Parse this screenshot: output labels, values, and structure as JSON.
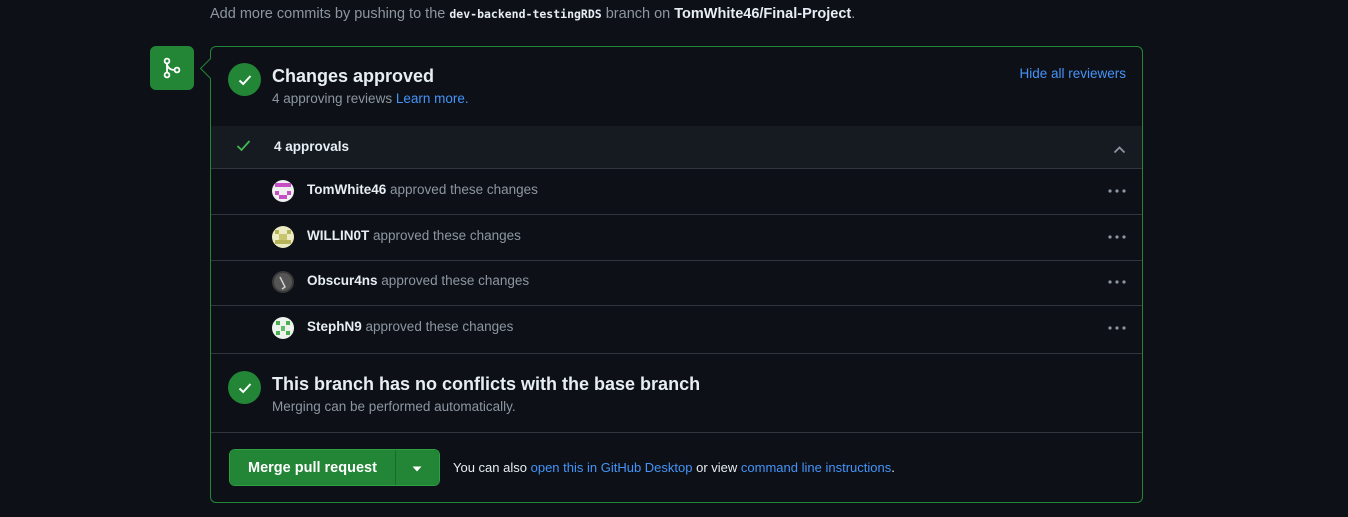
{
  "top_note": {
    "prefix": "Add more commits by pushing to the",
    "branch": "dev-backend-testingRDS",
    "middle": "branch on",
    "repo": "TomWhite46/Final-Project",
    "suffix": "."
  },
  "approval": {
    "title": "Changes approved",
    "subtitle": "4 approving reviews",
    "learn_more": "Learn more.",
    "hide_reviewers": "Hide all reviewers",
    "approvals_label": "4 approvals",
    "reviewers": [
      {
        "name": "TomWhite46",
        "action": "approved these changes"
      },
      {
        "name": "WILLIN0T",
        "action": "approved these changes"
      },
      {
        "name": "Obscur4ns",
        "action": "approved these changes"
      },
      {
        "name": "StephN9",
        "action": "approved these changes"
      }
    ]
  },
  "conflicts": {
    "title": "This branch has no conflicts with the base branch",
    "subtitle": "Merging can be performed automatically."
  },
  "merge": {
    "button_label": "Merge pull request",
    "note_prefix": "You can also",
    "desktop_link": "open this in GitHub Desktop",
    "note_middle": "or view",
    "cli_link": "command line instructions",
    "note_suffix": "."
  },
  "colors": {
    "background": "#0d1117",
    "accent_green": "#238636",
    "link_blue": "#4493f8",
    "muted_text": "#8d96a0"
  },
  "icons": {
    "merge_badge": "git-merge-icon",
    "status": "check-circle-icon",
    "approvals_check": "check-icon",
    "collapse": "chevron-up-icon",
    "row_menu": "kebab-horizontal-icon",
    "dropdown": "triangle-down-icon"
  }
}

· · · ·

WRITTEN INSTRUCTION: Copy out each line of the entries that holds "reviewers".

TASK RESULT:
    "hide_reviewers": "Hide all reviewers",
    "reviewers": [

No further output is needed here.